# [Material provided]
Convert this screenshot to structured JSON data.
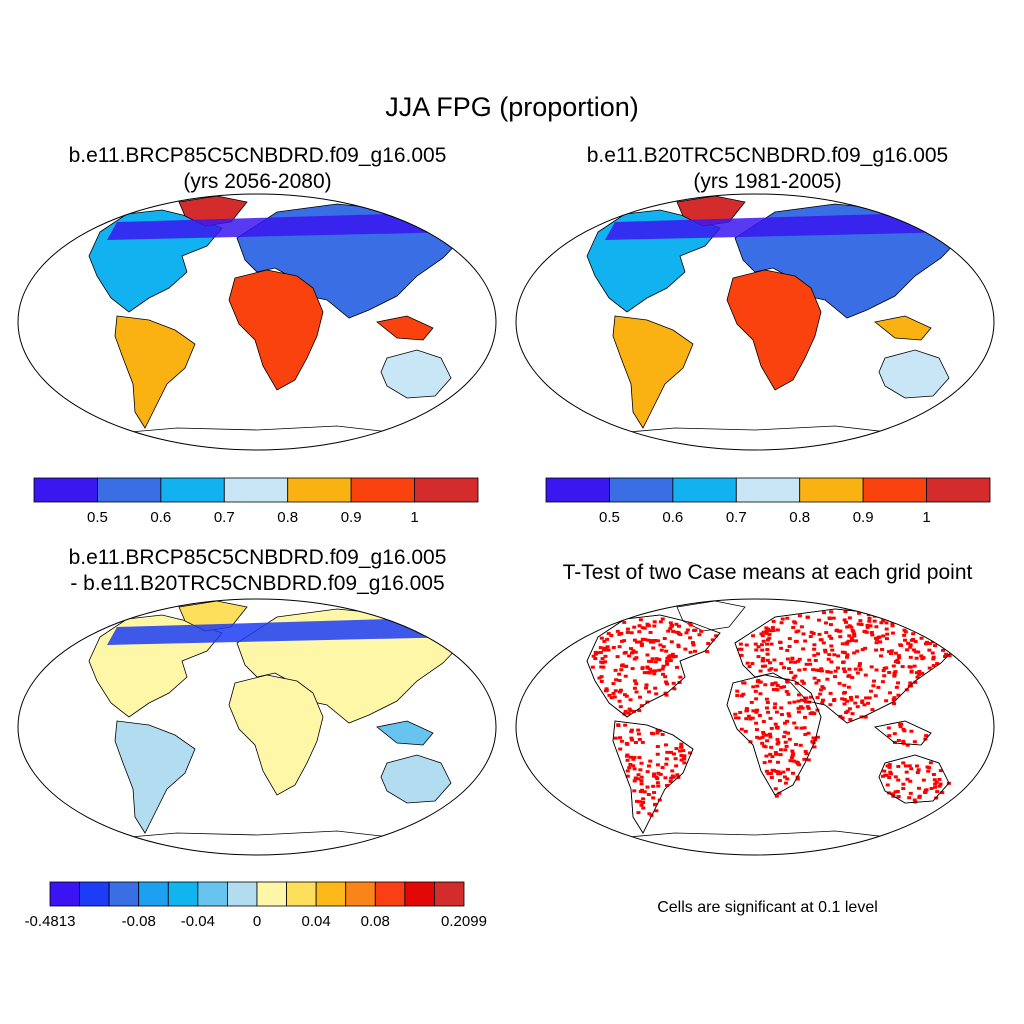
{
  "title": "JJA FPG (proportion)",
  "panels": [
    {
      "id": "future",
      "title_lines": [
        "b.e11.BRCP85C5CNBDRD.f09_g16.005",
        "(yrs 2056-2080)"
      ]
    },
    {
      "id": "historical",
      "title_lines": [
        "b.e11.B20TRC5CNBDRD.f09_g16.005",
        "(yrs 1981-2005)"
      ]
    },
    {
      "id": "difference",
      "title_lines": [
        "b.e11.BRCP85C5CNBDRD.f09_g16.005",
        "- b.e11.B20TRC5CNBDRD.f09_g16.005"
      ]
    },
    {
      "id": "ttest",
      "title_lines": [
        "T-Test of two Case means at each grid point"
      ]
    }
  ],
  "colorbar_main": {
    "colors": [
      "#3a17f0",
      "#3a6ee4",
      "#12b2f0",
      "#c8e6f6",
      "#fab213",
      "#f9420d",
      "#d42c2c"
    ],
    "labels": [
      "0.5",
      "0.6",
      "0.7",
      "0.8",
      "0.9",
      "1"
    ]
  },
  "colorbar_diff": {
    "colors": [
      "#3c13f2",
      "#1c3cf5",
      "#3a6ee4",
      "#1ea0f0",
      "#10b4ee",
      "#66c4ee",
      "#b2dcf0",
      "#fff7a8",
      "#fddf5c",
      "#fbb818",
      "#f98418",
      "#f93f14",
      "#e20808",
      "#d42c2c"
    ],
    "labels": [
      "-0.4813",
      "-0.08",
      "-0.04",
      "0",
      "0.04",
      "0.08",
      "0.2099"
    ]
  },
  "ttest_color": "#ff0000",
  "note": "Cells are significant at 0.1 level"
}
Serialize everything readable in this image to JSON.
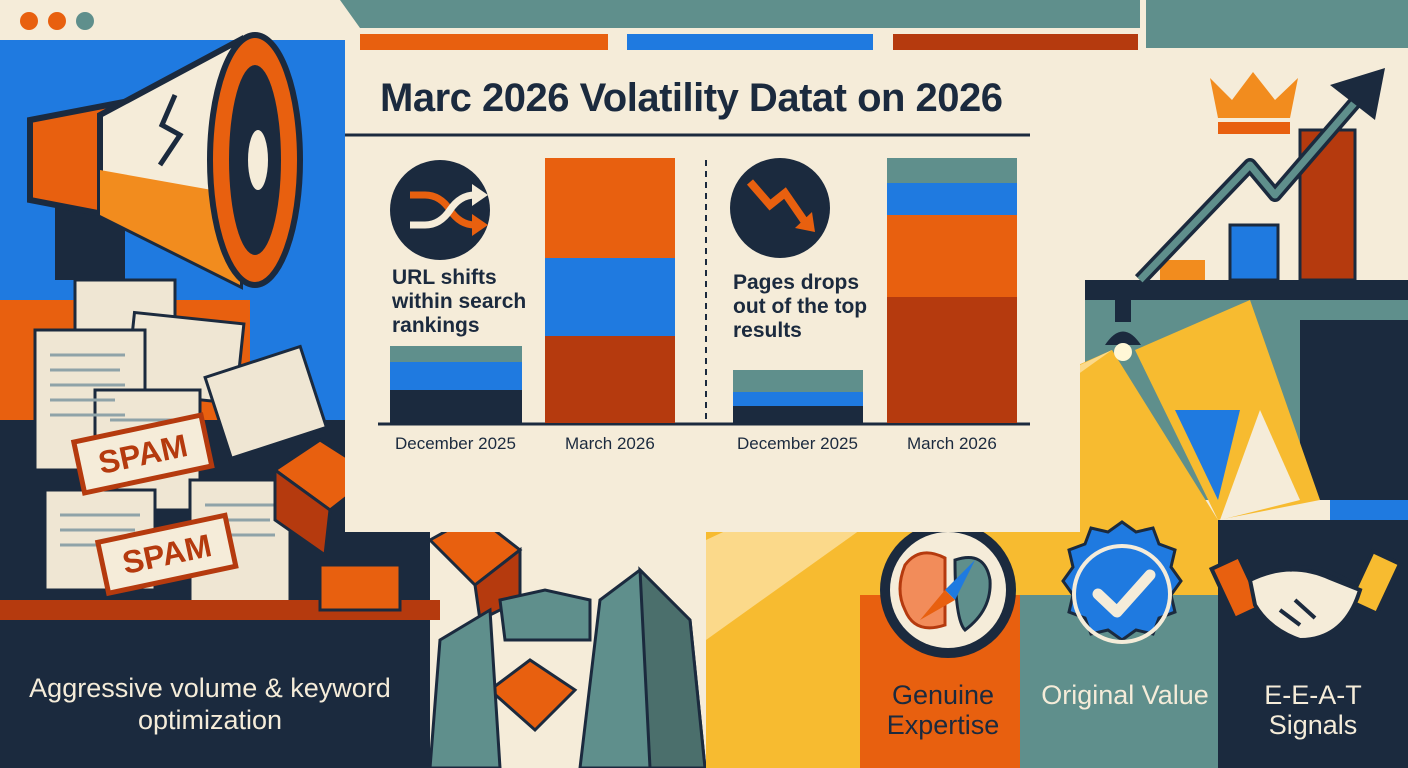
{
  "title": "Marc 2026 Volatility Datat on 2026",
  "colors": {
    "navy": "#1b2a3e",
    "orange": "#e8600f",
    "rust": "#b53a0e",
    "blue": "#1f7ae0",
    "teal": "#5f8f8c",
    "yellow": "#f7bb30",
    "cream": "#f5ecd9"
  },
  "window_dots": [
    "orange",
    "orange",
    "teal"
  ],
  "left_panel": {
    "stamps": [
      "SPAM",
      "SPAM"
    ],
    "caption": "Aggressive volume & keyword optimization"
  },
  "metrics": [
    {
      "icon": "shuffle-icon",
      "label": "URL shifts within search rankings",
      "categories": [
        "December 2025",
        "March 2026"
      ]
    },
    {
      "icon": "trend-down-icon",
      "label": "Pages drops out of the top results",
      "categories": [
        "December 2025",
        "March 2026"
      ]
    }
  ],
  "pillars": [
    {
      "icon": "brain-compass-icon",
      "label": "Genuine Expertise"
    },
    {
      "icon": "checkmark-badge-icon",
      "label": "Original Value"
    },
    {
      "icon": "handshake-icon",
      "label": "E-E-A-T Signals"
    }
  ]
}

# [Goal]
Take the entries shown above and quote them verbatim, passing over the pictures.

# [Output of the task]
Convert this screenshot to structured JSON data.
{
  "title": "JJA FPG (proportion)",
  "panels": [
    {
      "id": "future",
      "title_lines": [
        "b.e11.BRCP85C5CNBDRD.f09_g16.005",
        "(yrs 2056-2080)"
      ]
    },
    {
      "id": "historical",
      "title_lines": [
        "b.e11.B20TRC5CNBDRD.f09_g16.005",
        "(yrs 1981-2005)"
      ]
    },
    {
      "id": "difference",
      "title_lines": [
        "b.e11.BRCP85C5CNBDRD.f09_g16.005",
        "- b.e11.B20TRC5CNBDRD.f09_g16.005"
      ]
    },
    {
      "id": "ttest",
      "title_lines": [
        "T-Test of two Case means at each grid point"
      ]
    }
  ],
  "colorbar_main": {
    "colors": [
      "#3a17f0",
      "#3a6ee4",
      "#12b2f0",
      "#c8e6f6",
      "#fab213",
      "#f9420d",
      "#d42c2c"
    ],
    "labels": [
      "0.5",
      "0.6",
      "0.7",
      "0.8",
      "0.9",
      "1"
    ]
  },
  "colorbar_diff": {
    "colors": [
      "#3c13f2",
      "#1c3cf5",
      "#3a6ee4",
      "#1ea0f0",
      "#10b4ee",
      "#66c4ee",
      "#b2dcf0",
      "#fff7a8",
      "#fddf5c",
      "#fbb818",
      "#f98418",
      "#f93f14",
      "#e20808",
      "#d42c2c"
    ],
    "labels": [
      "-0.4813",
      "-0.08",
      "-0.04",
      "0",
      "0.04",
      "0.08",
      "0.2099"
    ]
  },
  "ttest_color": "#ff0000",
  "note": "Cells are significant at 0.1 level"
}
Serialize everything readable in this image to JSON.
{
  "title": "Marc 2026 Volatility Datat on 2026",
  "colors": {
    "navy": "#1b2a3e",
    "orange": "#e8600f",
    "rust": "#b53a0e",
    "blue": "#1f7ae0",
    "teal": "#5f8f8c",
    "yellow": "#f7bb30",
    "cream": "#f5ecd9"
  },
  "window_dots": [
    "orange",
    "orange",
    "teal"
  ],
  "left_panel": {
    "stamps": [
      "SPAM",
      "SPAM"
    ],
    "caption": "Aggressive volume & keyword optimization"
  },
  "metrics": [
    {
      "icon": "shuffle-icon",
      "label": "URL shifts within search rankings",
      "categories": [
        "December 2025",
        "March 2026"
      ]
    },
    {
      "icon": "trend-down-icon",
      "label": "Pages drops out of the top results",
      "categories": [
        "December 2025",
        "March 2026"
      ]
    }
  ],
  "pillars": [
    {
      "icon": "brain-compass-icon",
      "label": "Genuine Expertise"
    },
    {
      "icon": "checkmark-badge-icon",
      "label": "Original Value"
    },
    {
      "icon": "handshake-icon",
      "label": "E-E-A-T Signals"
    }
  ]
}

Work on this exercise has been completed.